_WRITTEN INSTRUCTION_
Write out each entry, exactly the way it appears.

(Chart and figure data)
┄┄┄┄┄┄┄┄┄┄┄┄┄┄┄┄┄┄┄┄

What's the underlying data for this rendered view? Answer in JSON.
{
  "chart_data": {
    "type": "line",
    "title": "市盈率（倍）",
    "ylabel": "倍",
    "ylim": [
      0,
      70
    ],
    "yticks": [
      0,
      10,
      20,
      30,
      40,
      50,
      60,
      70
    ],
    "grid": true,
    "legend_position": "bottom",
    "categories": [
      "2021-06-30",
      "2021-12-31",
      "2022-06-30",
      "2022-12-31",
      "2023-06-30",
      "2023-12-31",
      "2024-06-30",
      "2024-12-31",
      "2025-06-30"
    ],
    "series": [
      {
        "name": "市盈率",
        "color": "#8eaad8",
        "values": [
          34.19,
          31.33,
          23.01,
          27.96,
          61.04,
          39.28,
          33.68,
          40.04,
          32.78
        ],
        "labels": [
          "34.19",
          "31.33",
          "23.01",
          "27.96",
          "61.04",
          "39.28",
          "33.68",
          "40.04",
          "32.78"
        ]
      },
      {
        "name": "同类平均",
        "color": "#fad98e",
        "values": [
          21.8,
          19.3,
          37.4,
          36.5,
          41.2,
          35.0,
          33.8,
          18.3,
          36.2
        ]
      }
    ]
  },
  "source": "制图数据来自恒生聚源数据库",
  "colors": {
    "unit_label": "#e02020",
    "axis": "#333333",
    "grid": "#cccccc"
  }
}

┄┄┄┄┄┄┄┄┄┄┄┄┄┄┄┄┄┄┄┄

_TASK OUTPUT_
What's the underlying data for this rendered view? Answer in JSON.
{
  "chart_data": {
    "type": "line",
    "title": "市盈率（倍）",
    "ylabel": "倍",
    "ylim": [
      0,
      70
    ],
    "yticks": [
      0,
      10,
      20,
      30,
      40,
      50,
      60,
      70
    ],
    "grid": true,
    "legend_position": "bottom",
    "categories": [
      "2021-06-30",
      "2021-12-31",
      "2022-06-30",
      "2022-12-31",
      "2023-06-30",
      "2023-12-31",
      "2024-06-30",
      "2024-12-31",
      "2025-06-30"
    ],
    "series": [
      {
        "name": "市盈率",
        "color": "#8eaad8",
        "values": [
          34.19,
          31.33,
          23.01,
          27.96,
          61.04,
          39.28,
          33.68,
          40.04,
          32.78
        ],
        "labels": [
          "34.19",
          "31.33",
          "23.01",
          "27.96",
          "61.04",
          "39.28",
          "33.68",
          "40.04",
          "32.78"
        ]
      },
      {
        "name": "同类平均",
        "color": "#fad98e",
        "values": [
          21.8,
          19.3,
          37.4,
          36.5,
          41.2,
          35.0,
          33.8,
          18.3,
          36.2
        ]
      }
    ]
  },
  "source": "制图数据来自恒生聚源数据库",
  "colors": {
    "unit_label": "#e02020",
    "axis": "#333333",
    "grid": "#cccccc"
  }
}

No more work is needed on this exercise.